# Task objective
Every line in the listing is to be echoed verbatim.

(Data entries)
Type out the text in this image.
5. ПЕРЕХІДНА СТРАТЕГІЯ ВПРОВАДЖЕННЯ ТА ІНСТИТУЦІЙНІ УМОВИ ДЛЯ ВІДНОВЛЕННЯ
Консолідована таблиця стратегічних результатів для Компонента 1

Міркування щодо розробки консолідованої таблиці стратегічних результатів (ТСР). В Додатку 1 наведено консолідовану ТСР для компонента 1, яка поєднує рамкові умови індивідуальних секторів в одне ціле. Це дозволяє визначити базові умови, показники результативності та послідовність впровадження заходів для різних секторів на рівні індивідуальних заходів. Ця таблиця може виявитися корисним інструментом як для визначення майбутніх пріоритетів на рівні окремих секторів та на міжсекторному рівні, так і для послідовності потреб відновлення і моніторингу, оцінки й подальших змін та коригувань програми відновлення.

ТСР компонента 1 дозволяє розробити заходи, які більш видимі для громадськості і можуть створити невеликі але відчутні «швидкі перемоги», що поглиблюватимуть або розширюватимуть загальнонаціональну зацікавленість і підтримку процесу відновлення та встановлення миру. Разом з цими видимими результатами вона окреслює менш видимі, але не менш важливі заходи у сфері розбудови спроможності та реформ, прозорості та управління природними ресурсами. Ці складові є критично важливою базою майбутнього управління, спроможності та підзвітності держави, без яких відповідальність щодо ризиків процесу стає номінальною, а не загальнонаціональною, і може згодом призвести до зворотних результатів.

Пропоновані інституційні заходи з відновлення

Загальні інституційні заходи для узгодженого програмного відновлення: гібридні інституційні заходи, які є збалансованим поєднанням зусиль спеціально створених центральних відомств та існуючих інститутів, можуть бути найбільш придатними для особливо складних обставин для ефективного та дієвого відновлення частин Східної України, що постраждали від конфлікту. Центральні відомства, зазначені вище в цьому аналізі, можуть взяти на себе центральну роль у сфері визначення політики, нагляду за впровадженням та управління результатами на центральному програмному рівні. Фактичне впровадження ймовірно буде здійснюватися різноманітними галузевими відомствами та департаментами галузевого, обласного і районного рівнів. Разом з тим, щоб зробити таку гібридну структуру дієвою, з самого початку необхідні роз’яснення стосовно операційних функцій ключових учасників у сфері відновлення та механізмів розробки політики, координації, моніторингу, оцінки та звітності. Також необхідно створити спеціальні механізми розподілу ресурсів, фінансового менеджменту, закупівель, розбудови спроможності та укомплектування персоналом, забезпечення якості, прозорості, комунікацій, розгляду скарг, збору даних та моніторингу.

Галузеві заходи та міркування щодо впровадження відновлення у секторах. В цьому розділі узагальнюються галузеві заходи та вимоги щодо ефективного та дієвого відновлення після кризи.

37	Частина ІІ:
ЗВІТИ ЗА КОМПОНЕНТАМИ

# Exercise solution
Type out the text in this image.
5. ПЕРЕХІДНА СТРАТЕГІЯ ВПРОВАДЖЕННЯ ТА ІНСТИТУЦІЙНІ УМОВИ ДЛЯ ВІДНОВЛЕННЯ
Консолідована таблиця стратегічних результатів для Компонента 1

Міркування щодо розробки консолідованої таблиці стратегічних результатів (ТСР). В Додатку 1 наведено консолідовану ТСР для компонента 1, яка поєднує рамкові умови індивідуальних секторів в одне ціле. Це дозволяє визначити базові умови, показники результативності та послідовність впровадження заходів для різних секторів на рівні індивідуальних заходів. Ця таблиця може виявитися корисним інструментом як для визначення майбутніх пріоритетів на рівні окремих секторів та на міжсекторному рівні, так і для послідовності потреб відновлення і моніторингу, оцінки й подальших змін та коригувань програми відновлення.

ТСР компонента 1 дозволяє розробити заходи, які більш видимі для громадськості і можуть створити невеликі але відчутні «швидкі перемоги», що поглиблюватимуть або розширюватимуть загальнонаціональну зацікавленість і підтримку процесу відновлення та встановлення миру. Разом з цими видимими результатами вона окреслює менш видимі, але не менш важливі заходи у сфері розбудови спроможності та реформ, прозорості та управління природними ресурсами. Ці складові є критично важливою базою майбутнього управління, спроможності та підзвітності держави, без яких відповідальність щодо ризиків процесу стає номінальною, а не загальнонаціональною, і може згодом призвести до зворотних результатів.

Пропоновані інституційні заходи з відновлення

Загальні інституційні заходи для узгодженого програмного відновлення: гібридні інституційні заходи, які є збалансованим поєднанням зусиль спеціально створених центральних відомств та існуючих інститутів, можуть бути найбільш придатними для особливо складних обставин для ефективного та дієвого відновлення частин Східної України, що постраждали від конфлікту. Центральні відомства, зазначені вище в цьому аналізі, можуть взяти на себе центральну роль у сфері визначення політики, нагляду за впровадженням та управління результатами на центральному програмному рівні. Фактичне впровадження ймовірно буде здійснюватися різноманітними галузевими відомствами та департаментами галузевого, обласного і районного рівнів. Разом з тим, щоб зробити таку гібридну структуру дієвою, з самого початку необхідні роз’яснення стосовно операційних функцій ключових учасників у сфері відновлення та механізмів розробки політики, координації, моніторингу, оцінки та звітності. Також необхідно створити спеціальні механізми розподілу ресурсів, фінансового менеджменту, закупівель, розбудови спроможності та укомплектування персоналом, забезпечення якості, прозорості, комунікацій, розгляду скарг, збору даних та моніторингу.

Галузеві заходи та міркування щодо впровадження відновлення у секторах. В цьому розділі узагальнюються галузеві заходи та вимоги щодо ефективного та дієвого відновлення після кризи.

37	Частина ІІ:
ЗВІТИ ЗА КОМПОНЕНТАМИ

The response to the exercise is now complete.